:: INSTRUCTIONS TO FOLLOW ::
List each line of the data that holds the word "roads".

Dataset rows:
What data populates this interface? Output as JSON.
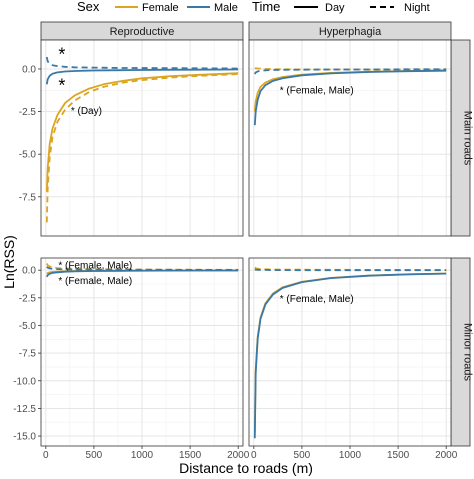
{
  "legend": {
    "sex_title": "Sex",
    "sex_items": [
      {
        "label": "Female",
        "color": "#DAA520"
      },
      {
        "label": "Male",
        "color": "#3A78A8"
      }
    ],
    "time_title": "Time",
    "time_items": [
      {
        "label": "Day",
        "linetype": "solid"
      },
      {
        "label": "Night",
        "linetype": "dashed"
      }
    ]
  },
  "chart_data": {
    "type": "line",
    "xlabel": "Distance to roads (m)",
    "ylabel": "Ln(RSS)",
    "x_ticks": [
      0,
      500,
      1000,
      1500,
      2000
    ],
    "y_ticks": [
      "0.0",
      "-2.5",
      "-5.0",
      "-7.5",
      "-10.0",
      "-12.5",
      "-15.0"
    ],
    "grid": true,
    "legend_position": "top",
    "colors": {
      "Female": "#DAA520",
      "Male": "#3A78A8"
    },
    "col_facets": [
      "Reproductive",
      "Hyperphagia"
    ],
    "row_facets": [
      "Main roads",
      "Minor roads"
    ],
    "panels": [
      {
        "col": "Reproductive",
        "row": "Main roads",
        "xlim": [
          -50,
          2050
        ],
        "ylim": [
          -9.8,
          1.7
        ],
        "annotations": [
          {
            "text": "*",
            "x": 130,
            "y": 0.9
          },
          {
            "text": "*",
            "x": 130,
            "y": -0.9
          },
          {
            "text": "* (Day)",
            "x": 260,
            "y": -2.4
          }
        ],
        "series": [
          {
            "name": "Female-Day",
            "sex": "Female",
            "time": "Day",
            "x": [
              10,
              20,
              40,
              70,
              120,
              200,
              300,
              450,
              600,
              800,
              1000,
              1300,
              1600,
              2000
            ],
            "y": [
              -7.2,
              -5.8,
              -4.4,
              -3.5,
              -2.7,
              -2.0,
              -1.55,
              -1.15,
              -0.9,
              -0.7,
              -0.55,
              -0.42,
              -0.34,
              -0.25
            ]
          },
          {
            "name": "Female-Night",
            "sex": "Female",
            "time": "Night",
            "x": [
              10,
              20,
              40,
              70,
              120,
              200,
              300,
              450,
              600,
              800,
              1000,
              1300,
              1600,
              2000
            ],
            "y": [
              -9.0,
              -7.0,
              -5.2,
              -4.0,
              -3.1,
              -2.4,
              -1.85,
              -1.35,
              -1.05,
              -0.8,
              -0.65,
              -0.5,
              -0.4,
              -0.3
            ]
          },
          {
            "name": "Male-Day",
            "sex": "Male",
            "time": "Day",
            "x": [
              10,
              20,
              40,
              70,
              120,
              200,
              300,
              500,
              800,
              1200,
              1600,
              2000
            ],
            "y": [
              -0.9,
              -0.6,
              -0.4,
              -0.28,
              -0.2,
              -0.15,
              -0.12,
              -0.09,
              -0.07,
              -0.05,
              -0.04,
              -0.03
            ]
          },
          {
            "name": "Male-Night",
            "sex": "Male",
            "time": "Night",
            "x": [
              10,
              20,
              40,
              70,
              120,
              200,
              300,
              500,
              800,
              1200,
              1600,
              2000
            ],
            "y": [
              0.7,
              0.45,
              0.3,
              0.22,
              0.17,
              0.13,
              0.1,
              0.08,
              0.06,
              0.05,
              0.04,
              0.03
            ]
          }
        ]
      },
      {
        "col": "Hyperphagia",
        "row": "Main roads",
        "xlim": [
          -50,
          2050
        ],
        "ylim": [
          -9.8,
          1.7
        ],
        "annotations": [
          {
            "text": "* (Female, Male)",
            "x": 270,
            "y": -1.2
          }
        ],
        "series": [
          {
            "name": "Female-Day",
            "sex": "Female",
            "time": "Day",
            "x": [
              10,
              20,
              40,
              70,
              120,
              200,
              300,
              500,
              800,
              1200,
              1600,
              2000
            ],
            "y": [
              -2.5,
              -1.9,
              -1.4,
              -1.05,
              -0.8,
              -0.6,
              -0.47,
              -0.33,
              -0.23,
              -0.16,
              -0.12,
              -0.09
            ]
          },
          {
            "name": "Female-Night",
            "sex": "Female",
            "time": "Night",
            "x": [
              10,
              20,
              40,
              70,
              120,
              200,
              300,
              500,
              800,
              1200,
              1600,
              2000
            ],
            "y": [
              0.05,
              0.04,
              0.03,
              0.02,
              0.0,
              -0.01,
              -0.02,
              -0.03,
              -0.03,
              -0.03,
              -0.03,
              -0.03
            ]
          },
          {
            "name": "Male-Day",
            "sex": "Male",
            "time": "Day",
            "x": [
              10,
              20,
              40,
              70,
              120,
              200,
              300,
              500,
              800,
              1200,
              1600,
              2000
            ],
            "y": [
              -3.3,
              -2.5,
              -1.8,
              -1.3,
              -0.95,
              -0.7,
              -0.54,
              -0.37,
              -0.26,
              -0.18,
              -0.13,
              -0.1
            ]
          },
          {
            "name": "Male-Night",
            "sex": "Male",
            "time": "Night",
            "x": [
              10,
              20,
              40,
              70,
              120,
              200,
              300,
              500,
              800,
              1200,
              1600,
              2000
            ],
            "y": [
              -0.3,
              -0.2,
              -0.14,
              -0.1,
              -0.08,
              -0.06,
              -0.05,
              -0.04,
              -0.03,
              -0.03,
              -0.02,
              -0.02
            ]
          }
        ]
      },
      {
        "col": "Reproductive",
        "row": "Minor roads",
        "xlim": [
          -50,
          2050
        ],
        "ylim": [
          -15.9,
          1.1
        ],
        "annotations": [
          {
            "text": "* (Female, Male)",
            "x": 130,
            "y": 0.5
          },
          {
            "text": "* (Female, Male)",
            "x": 130,
            "y": -0.9
          }
        ],
        "series": [
          {
            "name": "Female-Day",
            "sex": "Female",
            "time": "Day",
            "x": [
              10,
              20,
              40,
              70,
              120,
              200,
              300,
              500,
              800,
              1200,
              1600,
              2000
            ],
            "y": [
              -0.32,
              -0.26,
              -0.2,
              -0.16,
              -0.13,
              -0.1,
              -0.08,
              -0.06,
              -0.05,
              -0.04,
              -0.03,
              -0.03
            ]
          },
          {
            "name": "Female-Night",
            "sex": "Female",
            "time": "Night",
            "x": [
              10,
              20,
              40,
              70,
              120,
              200,
              300,
              500,
              800,
              1200,
              1600,
              2000
            ],
            "y": [
              0.6,
              0.45,
              0.33,
              0.25,
              0.19,
              0.15,
              0.12,
              0.09,
              0.07,
              0.05,
              0.04,
              0.03
            ]
          },
          {
            "name": "Male-Day",
            "sex": "Male",
            "time": "Day",
            "x": [
              10,
              20,
              40,
              70,
              120,
              200,
              300,
              500,
              800,
              1200,
              1600,
              2000
            ],
            "y": [
              -0.6,
              -0.45,
              -0.33,
              -0.25,
              -0.19,
              -0.14,
              -0.11,
              -0.08,
              -0.06,
              -0.04,
              -0.03,
              -0.03
            ]
          },
          {
            "name": "Male-Night",
            "sex": "Male",
            "time": "Night",
            "x": [
              10,
              20,
              40,
              70,
              120,
              200,
              300,
              500,
              800,
              1200,
              1600,
              2000
            ],
            "y": [
              0.3,
              0.22,
              0.16,
              0.12,
              0.1,
              0.08,
              0.06,
              0.05,
              0.04,
              0.03,
              0.02,
              0.02
            ]
          }
        ]
      },
      {
        "col": "Hyperphagia",
        "row": "Minor roads",
        "xlim": [
          -50,
          2050
        ],
        "ylim": [
          -15.9,
          1.1
        ],
        "annotations": [
          {
            "text": "* (Female, Male)",
            "x": 270,
            "y": -2.5
          }
        ],
        "series": [
          {
            "name": "Female-Day",
            "sex": "Female",
            "time": "Day",
            "x": [
              10,
              20,
              40,
              70,
              120,
              200,
              300,
              500,
              800,
              1200,
              1600,
              2000
            ],
            "y": [
              -14.6,
              -9.0,
              -6.0,
              -4.3,
              -3.0,
              -2.1,
              -1.55,
              -1.05,
              -0.7,
              -0.48,
              -0.37,
              -0.3
            ]
          },
          {
            "name": "Female-Night",
            "sex": "Female",
            "time": "Night",
            "x": [
              10,
              20,
              40,
              70,
              120,
              200,
              300,
              500,
              800,
              1200,
              1600,
              2000
            ],
            "y": [
              0.25,
              0.18,
              0.13,
              0.1,
              0.08,
              0.06,
              0.05,
              0.04,
              0.03,
              0.02,
              0.02,
              0.01
            ]
          },
          {
            "name": "Male-Day",
            "sex": "Male",
            "time": "Day",
            "x": [
              10,
              20,
              40,
              70,
              120,
              200,
              300,
              500,
              800,
              1200,
              1600,
              2000
            ],
            "y": [
              -15.2,
              -9.3,
              -6.2,
              -4.4,
              -3.1,
              -2.2,
              -1.6,
              -1.08,
              -0.72,
              -0.5,
              -0.38,
              -0.31
            ]
          },
          {
            "name": "Male-Night",
            "sex": "Male",
            "time": "Night",
            "x": [
              10,
              20,
              40,
              70,
              120,
              200,
              300,
              500,
              800,
              1200,
              1600,
              2000
            ],
            "y": [
              0.05,
              0.04,
              0.03,
              0.02,
              0.02,
              0.01,
              0.01,
              0.0,
              0.0,
              0.0,
              0.0,
              0.0
            ]
          }
        ]
      }
    ]
  }
}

:: SOLUTION FOR THIS TASK ::
    "xlabel": "Distance to roads (m)",
      "Main roads",
      "Minor roads"
        "row": "Main roads",
        "row": "Main roads",
        "row": "Minor roads",
        "row": "Minor roads",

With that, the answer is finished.